Exercise goal:
Copy out the lines of the records word for word, from the first line through the line containing "x-tick-label: 300 bbox=[201, 457, 225, 473]", inclusive.

··· Data excerpts ···

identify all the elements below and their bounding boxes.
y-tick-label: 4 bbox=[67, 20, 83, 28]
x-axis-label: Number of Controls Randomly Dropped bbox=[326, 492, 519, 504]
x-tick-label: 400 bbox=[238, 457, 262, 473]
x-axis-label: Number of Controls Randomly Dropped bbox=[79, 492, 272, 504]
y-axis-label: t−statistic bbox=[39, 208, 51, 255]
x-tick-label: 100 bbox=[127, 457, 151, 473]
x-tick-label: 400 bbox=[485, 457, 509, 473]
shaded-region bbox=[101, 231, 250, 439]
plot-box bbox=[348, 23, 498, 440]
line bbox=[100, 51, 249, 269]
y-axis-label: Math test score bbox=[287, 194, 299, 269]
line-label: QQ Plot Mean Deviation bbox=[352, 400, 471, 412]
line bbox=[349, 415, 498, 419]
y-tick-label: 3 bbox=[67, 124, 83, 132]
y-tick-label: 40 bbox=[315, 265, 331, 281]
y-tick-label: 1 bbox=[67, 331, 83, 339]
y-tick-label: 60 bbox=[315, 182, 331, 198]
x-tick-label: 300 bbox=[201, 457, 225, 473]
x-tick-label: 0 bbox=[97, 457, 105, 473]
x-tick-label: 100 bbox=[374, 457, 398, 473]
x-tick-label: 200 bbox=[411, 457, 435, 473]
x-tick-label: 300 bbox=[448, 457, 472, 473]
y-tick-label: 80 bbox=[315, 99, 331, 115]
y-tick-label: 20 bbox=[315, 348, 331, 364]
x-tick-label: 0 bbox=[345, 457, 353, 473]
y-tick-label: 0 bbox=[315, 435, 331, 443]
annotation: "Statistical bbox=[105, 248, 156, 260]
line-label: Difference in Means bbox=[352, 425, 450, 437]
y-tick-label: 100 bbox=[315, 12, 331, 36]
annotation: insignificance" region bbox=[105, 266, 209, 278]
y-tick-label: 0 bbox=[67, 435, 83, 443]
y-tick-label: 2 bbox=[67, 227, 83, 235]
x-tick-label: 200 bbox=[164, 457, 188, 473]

···

Written answer:
identify all the elements below and their bounding boxes.
y-tick-label: 4 bbox=[67, 20, 83, 28]
x-axis-label: Number of Controls Randomly Dropped bbox=[326, 492, 519, 504]
x-tick-label: 400 bbox=[238, 457, 262, 473]
x-axis-label: Number of Controls Randomly Dropped bbox=[79, 492, 272, 504]
y-axis-label: t−statistic bbox=[39, 208, 51, 255]
x-tick-label: 100 bbox=[127, 457, 151, 473]
x-tick-label: 400 bbox=[485, 457, 509, 473]
shaded-region bbox=[101, 231, 250, 439]
plot-box bbox=[348, 23, 498, 440]
line bbox=[100, 51, 249, 269]
y-axis-label: Math test score bbox=[287, 194, 299, 269]
line-label: QQ Plot Mean Deviation bbox=[352, 400, 471, 412]
line bbox=[349, 415, 498, 419]
y-tick-label: 3 bbox=[67, 124, 83, 132]
y-tick-label: 40 bbox=[315, 265, 331, 281]
y-tick-label: 1 bbox=[67, 331, 83, 339]
y-tick-label: 60 bbox=[315, 182, 331, 198]
x-tick-label: 300 bbox=[201, 457, 225, 473]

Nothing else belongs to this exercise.